**EXERCISE**. Every entry below must be repeated exactly; skip the pictures.

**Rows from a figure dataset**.
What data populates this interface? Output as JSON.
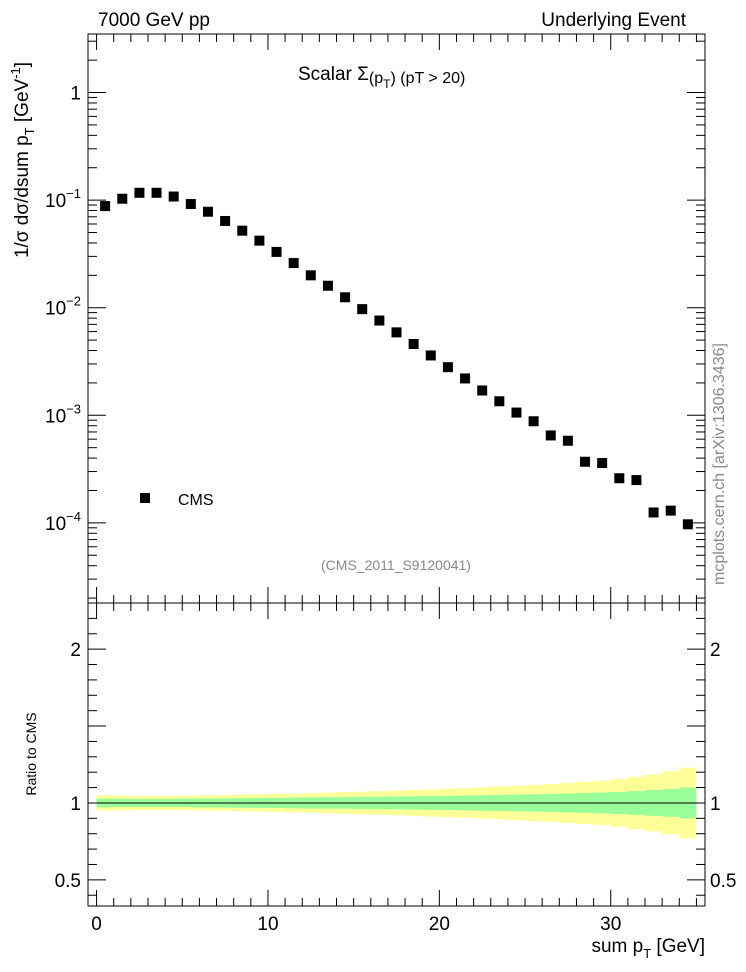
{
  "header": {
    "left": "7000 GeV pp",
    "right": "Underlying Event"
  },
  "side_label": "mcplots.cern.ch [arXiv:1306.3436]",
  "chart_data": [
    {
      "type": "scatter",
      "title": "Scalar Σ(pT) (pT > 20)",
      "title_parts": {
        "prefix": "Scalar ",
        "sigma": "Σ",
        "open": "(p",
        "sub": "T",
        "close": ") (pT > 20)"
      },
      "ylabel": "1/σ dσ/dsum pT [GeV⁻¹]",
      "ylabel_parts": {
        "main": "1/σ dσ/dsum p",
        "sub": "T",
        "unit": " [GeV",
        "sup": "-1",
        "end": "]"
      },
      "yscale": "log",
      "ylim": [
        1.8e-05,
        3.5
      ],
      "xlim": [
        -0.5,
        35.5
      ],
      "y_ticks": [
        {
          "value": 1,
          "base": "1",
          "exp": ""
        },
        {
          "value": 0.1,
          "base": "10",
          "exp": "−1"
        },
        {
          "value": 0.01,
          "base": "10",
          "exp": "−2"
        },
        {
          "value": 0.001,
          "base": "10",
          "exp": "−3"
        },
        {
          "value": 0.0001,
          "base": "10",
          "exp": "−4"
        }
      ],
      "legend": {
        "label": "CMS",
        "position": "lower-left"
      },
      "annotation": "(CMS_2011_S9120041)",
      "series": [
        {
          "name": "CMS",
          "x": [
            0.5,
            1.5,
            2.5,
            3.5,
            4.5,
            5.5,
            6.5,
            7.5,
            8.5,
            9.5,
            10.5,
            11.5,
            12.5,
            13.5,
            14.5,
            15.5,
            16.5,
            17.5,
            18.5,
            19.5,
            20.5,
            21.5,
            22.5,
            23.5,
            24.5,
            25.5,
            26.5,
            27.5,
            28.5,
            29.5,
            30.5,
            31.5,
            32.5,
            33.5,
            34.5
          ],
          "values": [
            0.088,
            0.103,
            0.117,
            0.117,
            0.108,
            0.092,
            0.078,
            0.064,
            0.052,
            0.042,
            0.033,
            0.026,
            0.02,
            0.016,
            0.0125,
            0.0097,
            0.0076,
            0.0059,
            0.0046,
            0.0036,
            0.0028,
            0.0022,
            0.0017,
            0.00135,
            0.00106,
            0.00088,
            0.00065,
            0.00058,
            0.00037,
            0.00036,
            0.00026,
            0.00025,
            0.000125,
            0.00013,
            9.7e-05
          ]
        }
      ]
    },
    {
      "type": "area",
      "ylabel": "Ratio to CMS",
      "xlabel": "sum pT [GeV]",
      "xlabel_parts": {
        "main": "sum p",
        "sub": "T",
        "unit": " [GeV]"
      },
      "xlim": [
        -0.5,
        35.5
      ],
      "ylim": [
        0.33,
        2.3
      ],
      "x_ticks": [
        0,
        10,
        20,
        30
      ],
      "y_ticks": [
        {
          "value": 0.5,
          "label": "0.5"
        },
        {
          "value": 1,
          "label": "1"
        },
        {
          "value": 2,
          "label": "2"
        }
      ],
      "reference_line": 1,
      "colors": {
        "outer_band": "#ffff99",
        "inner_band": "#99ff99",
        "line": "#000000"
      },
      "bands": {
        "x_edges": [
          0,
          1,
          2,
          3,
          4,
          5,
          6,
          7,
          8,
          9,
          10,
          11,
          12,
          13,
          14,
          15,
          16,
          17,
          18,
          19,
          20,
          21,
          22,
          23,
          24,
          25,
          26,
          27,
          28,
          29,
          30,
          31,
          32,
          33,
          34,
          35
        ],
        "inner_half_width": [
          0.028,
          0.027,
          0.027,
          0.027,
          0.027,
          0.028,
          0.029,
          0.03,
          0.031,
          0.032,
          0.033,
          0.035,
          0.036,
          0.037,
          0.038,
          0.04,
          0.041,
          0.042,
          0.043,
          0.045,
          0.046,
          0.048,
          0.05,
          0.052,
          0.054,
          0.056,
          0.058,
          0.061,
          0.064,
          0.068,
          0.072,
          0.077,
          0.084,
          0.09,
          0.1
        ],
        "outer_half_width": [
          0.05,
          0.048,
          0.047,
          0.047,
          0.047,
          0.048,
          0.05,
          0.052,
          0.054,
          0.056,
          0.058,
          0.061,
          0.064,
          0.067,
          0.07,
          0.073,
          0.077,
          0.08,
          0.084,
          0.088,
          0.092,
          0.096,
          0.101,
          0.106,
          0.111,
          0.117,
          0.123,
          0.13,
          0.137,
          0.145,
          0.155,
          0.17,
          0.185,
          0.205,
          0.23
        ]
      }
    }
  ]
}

**THE OUTPUT**.
What data populates this interface? Output as JSON.
{
  "header": {
    "left": "7000 GeV pp",
    "right": "Underlying Event"
  },
  "side_label": "mcplots.cern.ch [arXiv:1306.3436]",
  "chart_data": [
    {
      "type": "scatter",
      "title": "Scalar Σ(pT) (pT > 20)",
      "title_parts": {
        "prefix": "Scalar ",
        "sigma": "Σ",
        "open": "(p",
        "sub": "T",
        "close": ") (pT > 20)"
      },
      "ylabel": "1/σ dσ/dsum pT [GeV⁻¹]",
      "ylabel_parts": {
        "main": "1/σ dσ/dsum p",
        "sub": "T",
        "unit": " [GeV",
        "sup": "-1",
        "end": "]"
      },
      "yscale": "log",
      "ylim": [
        1.8e-05,
        3.5
      ],
      "xlim": [
        -0.5,
        35.5
      ],
      "y_ticks": [
        {
          "value": 1,
          "base": "1",
          "exp": ""
        },
        {
          "value": 0.1,
          "base": "10",
          "exp": "−1"
        },
        {
          "value": 0.01,
          "base": "10",
          "exp": "−2"
        },
        {
          "value": 0.001,
          "base": "10",
          "exp": "−3"
        },
        {
          "value": 0.0001,
          "base": "10",
          "exp": "−4"
        }
      ],
      "legend": {
        "label": "CMS",
        "position": "lower-left"
      },
      "annotation": "(CMS_2011_S9120041)",
      "series": [
        {
          "name": "CMS",
          "x": [
            0.5,
            1.5,
            2.5,
            3.5,
            4.5,
            5.5,
            6.5,
            7.5,
            8.5,
            9.5,
            10.5,
            11.5,
            12.5,
            13.5,
            14.5,
            15.5,
            16.5,
            17.5,
            18.5,
            19.5,
            20.5,
            21.5,
            22.5,
            23.5,
            24.5,
            25.5,
            26.5,
            27.5,
            28.5,
            29.5,
            30.5,
            31.5,
            32.5,
            33.5,
            34.5
          ],
          "values": [
            0.088,
            0.103,
            0.117,
            0.117,
            0.108,
            0.092,
            0.078,
            0.064,
            0.052,
            0.042,
            0.033,
            0.026,
            0.02,
            0.016,
            0.0125,
            0.0097,
            0.0076,
            0.0059,
            0.0046,
            0.0036,
            0.0028,
            0.0022,
            0.0017,
            0.00135,
            0.00106,
            0.00088,
            0.00065,
            0.00058,
            0.00037,
            0.00036,
            0.00026,
            0.00025,
            0.000125,
            0.00013,
            9.7e-05
          ]
        }
      ]
    },
    {
      "type": "area",
      "ylabel": "Ratio to CMS",
      "xlabel": "sum pT [GeV]",
      "xlabel_parts": {
        "main": "sum p",
        "sub": "T",
        "unit": " [GeV]"
      },
      "xlim": [
        -0.5,
        35.5
      ],
      "ylim": [
        0.33,
        2.3
      ],
      "x_ticks": [
        0,
        10,
        20,
        30
      ],
      "y_ticks": [
        {
          "value": 0.5,
          "label": "0.5"
        },
        {
          "value": 1,
          "label": "1"
        },
        {
          "value": 2,
          "label": "2"
        }
      ],
      "reference_line": 1,
      "colors": {
        "outer_band": "#ffff99",
        "inner_band": "#99ff99",
        "line": "#000000"
      },
      "bands": {
        "x_edges": [
          0,
          1,
          2,
          3,
          4,
          5,
          6,
          7,
          8,
          9,
          10,
          11,
          12,
          13,
          14,
          15,
          16,
          17,
          18,
          19,
          20,
          21,
          22,
          23,
          24,
          25,
          26,
          27,
          28,
          29,
          30,
          31,
          32,
          33,
          34,
          35
        ],
        "inner_half_width": [
          0.028,
          0.027,
          0.027,
          0.027,
          0.027,
          0.028,
          0.029,
          0.03,
          0.031,
          0.032,
          0.033,
          0.035,
          0.036,
          0.037,
          0.038,
          0.04,
          0.041,
          0.042,
          0.043,
          0.045,
          0.046,
          0.048,
          0.05,
          0.052,
          0.054,
          0.056,
          0.058,
          0.061,
          0.064,
          0.068,
          0.072,
          0.077,
          0.084,
          0.09,
          0.1
        ],
        "outer_half_width": [
          0.05,
          0.048,
          0.047,
          0.047,
          0.047,
          0.048,
          0.05,
          0.052,
          0.054,
          0.056,
          0.058,
          0.061,
          0.064,
          0.067,
          0.07,
          0.073,
          0.077,
          0.08,
          0.084,
          0.088,
          0.092,
          0.096,
          0.101,
          0.106,
          0.111,
          0.117,
          0.123,
          0.13,
          0.137,
          0.145,
          0.155,
          0.17,
          0.185,
          0.205,
          0.23
        ]
      }
    }
  ]
}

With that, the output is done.